____ Data listing

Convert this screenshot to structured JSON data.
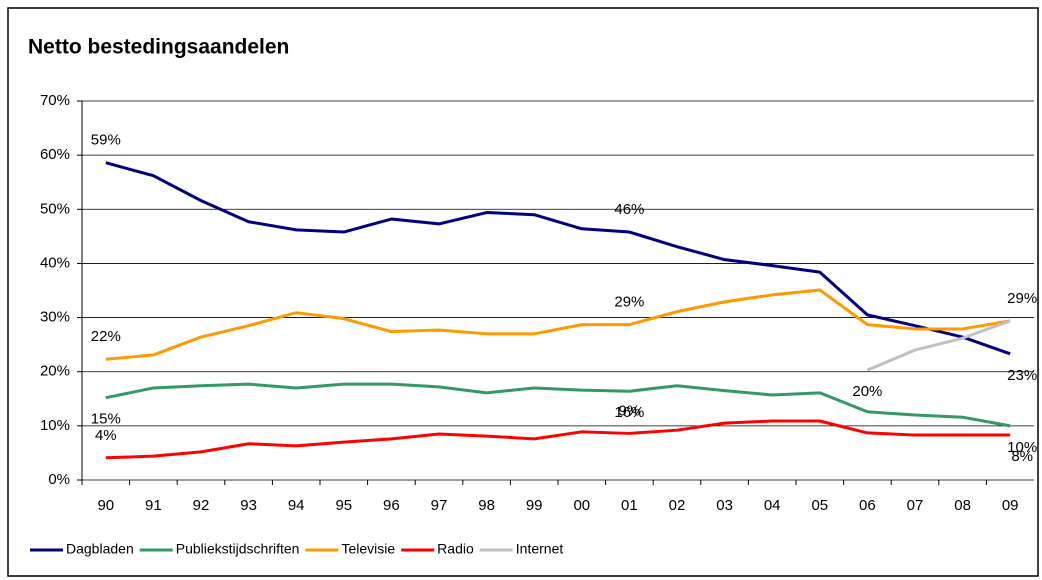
{
  "chart_data": {
    "type": "line",
    "title": "Netto bestedingsaandelen",
    "categories": [
      "90",
      "91",
      "92",
      "93",
      "94",
      "95",
      "96",
      "97",
      "98",
      "99",
      "00",
      "01",
      "02",
      "03",
      "04",
      "05",
      "06",
      "07",
      "08",
      "09"
    ],
    "ylim": [
      0,
      70
    ],
    "yticks": [
      {
        "value": 0,
        "label": "0%"
      },
      {
        "value": 10,
        "label": "10%"
      },
      {
        "value": 20,
        "label": "20%"
      },
      {
        "value": 30,
        "label": "30%"
      },
      {
        "value": 40,
        "label": "40%"
      },
      {
        "value": 50,
        "label": "50%"
      },
      {
        "value": 60,
        "label": "60%"
      },
      {
        "value": 70,
        "label": "70%"
      }
    ],
    "grid": true,
    "legend": "bottom",
    "series": [
      {
        "name": "Dagbladen",
        "color": "#000080",
        "values": [
          58.6,
          56.2,
          51.6,
          47.7,
          46.2,
          45.8,
          48.2,
          47.3,
          49.4,
          49.0,
          46.4,
          45.8,
          43.1,
          40.7,
          39.6,
          38.4,
          30.5,
          28.5,
          26.4,
          23.3
        ],
        "value_labels": [
          "59%",
          null,
          null,
          null,
          null,
          null,
          null,
          null,
          null,
          null,
          null,
          "46%",
          null,
          null,
          null,
          null,
          null,
          null,
          null,
          "23%"
        ]
      },
      {
        "name": "Publiekstijdschriften",
        "color": "#339966",
        "values": [
          15.2,
          17.0,
          17.4,
          17.7,
          17.0,
          17.7,
          17.7,
          17.2,
          16.1,
          17.0,
          16.6,
          16.4,
          17.4,
          16.5,
          15.7,
          16.1,
          12.6,
          12.0,
          11.6,
          10.0
        ],
        "value_labels": [
          "15%",
          null,
          null,
          null,
          null,
          null,
          null,
          null,
          null,
          null,
          null,
          "16%",
          null,
          null,
          null,
          null,
          null,
          null,
          null,
          "10%"
        ]
      },
      {
        "name": "Televisie",
        "color": "#ff9900",
        "values": [
          22.3,
          23.1,
          26.4,
          28.5,
          30.9,
          29.8,
          27.4,
          27.7,
          27.0,
          27.0,
          28.7,
          28.7,
          31.1,
          32.9,
          34.2,
          35.1,
          28.7,
          27.9,
          27.9,
          29.4
        ],
        "value_labels": [
          "22%",
          null,
          null,
          null,
          null,
          null,
          null,
          null,
          null,
          null,
          null,
          "29%",
          null,
          null,
          null,
          null,
          null,
          null,
          null,
          "29%"
        ]
      },
      {
        "name": "Radio",
        "color": "#ff0000",
        "values": [
          4.1,
          4.4,
          5.2,
          6.7,
          6.3,
          7.0,
          7.6,
          8.5,
          8.1,
          7.6,
          8.9,
          8.6,
          9.2,
          10.5,
          10.9,
          10.9,
          8.7,
          8.3,
          8.3,
          8.3
        ],
        "value_labels": [
          "4%",
          null,
          null,
          null,
          null,
          null,
          null,
          null,
          null,
          null,
          null,
          "9%",
          null,
          null,
          null,
          null,
          null,
          null,
          null,
          "8%"
        ]
      },
      {
        "name": "Internet",
        "color": "#c0c0c0",
        "values": [
          null,
          null,
          null,
          null,
          null,
          null,
          null,
          null,
          null,
          null,
          null,
          null,
          null,
          null,
          null,
          null,
          20.3,
          24.0,
          26.2,
          29.4
        ],
        "value_labels": [
          null,
          null,
          null,
          null,
          null,
          null,
          null,
          null,
          null,
          null,
          null,
          null,
          null,
          null,
          null,
          null,
          "20%",
          null,
          null,
          null
        ]
      }
    ]
  }
}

________

* What you have to do
All entries are to be retyped exactly. Omit any embedded images.

* Response
Convert this screenshot to structured JSON data.
{
  "chart_data": {
    "type": "line",
    "title": "Netto bestedingsaandelen",
    "categories": [
      "90",
      "91",
      "92",
      "93",
      "94",
      "95",
      "96",
      "97",
      "98",
      "99",
      "00",
      "01",
      "02",
      "03",
      "04",
      "05",
      "06",
      "07",
      "08",
      "09"
    ],
    "ylim": [
      0,
      70
    ],
    "yticks": [
      {
        "value": 0,
        "label": "0%"
      },
      {
        "value": 10,
        "label": "10%"
      },
      {
        "value": 20,
        "label": "20%"
      },
      {
        "value": 30,
        "label": "30%"
      },
      {
        "value": 40,
        "label": "40%"
      },
      {
        "value": 50,
        "label": "50%"
      },
      {
        "value": 60,
        "label": "60%"
      },
      {
        "value": 70,
        "label": "70%"
      }
    ],
    "grid": true,
    "legend": "bottom",
    "series": [
      {
        "name": "Dagbladen",
        "color": "#000080",
        "values": [
          58.6,
          56.2,
          51.6,
          47.7,
          46.2,
          45.8,
          48.2,
          47.3,
          49.4,
          49.0,
          46.4,
          45.8,
          43.1,
          40.7,
          39.6,
          38.4,
          30.5,
          28.5,
          26.4,
          23.3
        ],
        "value_labels": [
          "59%",
          null,
          null,
          null,
          null,
          null,
          null,
          null,
          null,
          null,
          null,
          "46%",
          null,
          null,
          null,
          null,
          null,
          null,
          null,
          "23%"
        ]
      },
      {
        "name": "Publiekstijdschriften",
        "color": "#339966",
        "values": [
          15.2,
          17.0,
          17.4,
          17.7,
          17.0,
          17.7,
          17.7,
          17.2,
          16.1,
          17.0,
          16.6,
          16.4,
          17.4,
          16.5,
          15.7,
          16.1,
          12.6,
          12.0,
          11.6,
          10.0
        ],
        "value_labels": [
          "15%",
          null,
          null,
          null,
          null,
          null,
          null,
          null,
          null,
          null,
          null,
          "16%",
          null,
          null,
          null,
          null,
          null,
          null,
          null,
          "10%"
        ]
      },
      {
        "name": "Televisie",
        "color": "#ff9900",
        "values": [
          22.3,
          23.1,
          26.4,
          28.5,
          30.9,
          29.8,
          27.4,
          27.7,
          27.0,
          27.0,
          28.7,
          28.7,
          31.1,
          32.9,
          34.2,
          35.1,
          28.7,
          27.9,
          27.9,
          29.4
        ],
        "value_labels": [
          "22%",
          null,
          null,
          null,
          null,
          null,
          null,
          null,
          null,
          null,
          null,
          "29%",
          null,
          null,
          null,
          null,
          null,
          null,
          null,
          "29%"
        ]
      },
      {
        "name": "Radio",
        "color": "#ff0000",
        "values": [
          4.1,
          4.4,
          5.2,
          6.7,
          6.3,
          7.0,
          7.6,
          8.5,
          8.1,
          7.6,
          8.9,
          8.6,
          9.2,
          10.5,
          10.9,
          10.9,
          8.7,
          8.3,
          8.3,
          8.3
        ],
        "value_labels": [
          "4%",
          null,
          null,
          null,
          null,
          null,
          null,
          null,
          null,
          null,
          null,
          "9%",
          null,
          null,
          null,
          null,
          null,
          null,
          null,
          "8%"
        ]
      },
      {
        "name": "Internet",
        "color": "#c0c0c0",
        "values": [
          null,
          null,
          null,
          null,
          null,
          null,
          null,
          null,
          null,
          null,
          null,
          null,
          null,
          null,
          null,
          null,
          20.3,
          24.0,
          26.2,
          29.4
        ],
        "value_labels": [
          null,
          null,
          null,
          null,
          null,
          null,
          null,
          null,
          null,
          null,
          null,
          null,
          null,
          null,
          null,
          null,
          "20%",
          null,
          null,
          null
        ]
      }
    ]
  }
}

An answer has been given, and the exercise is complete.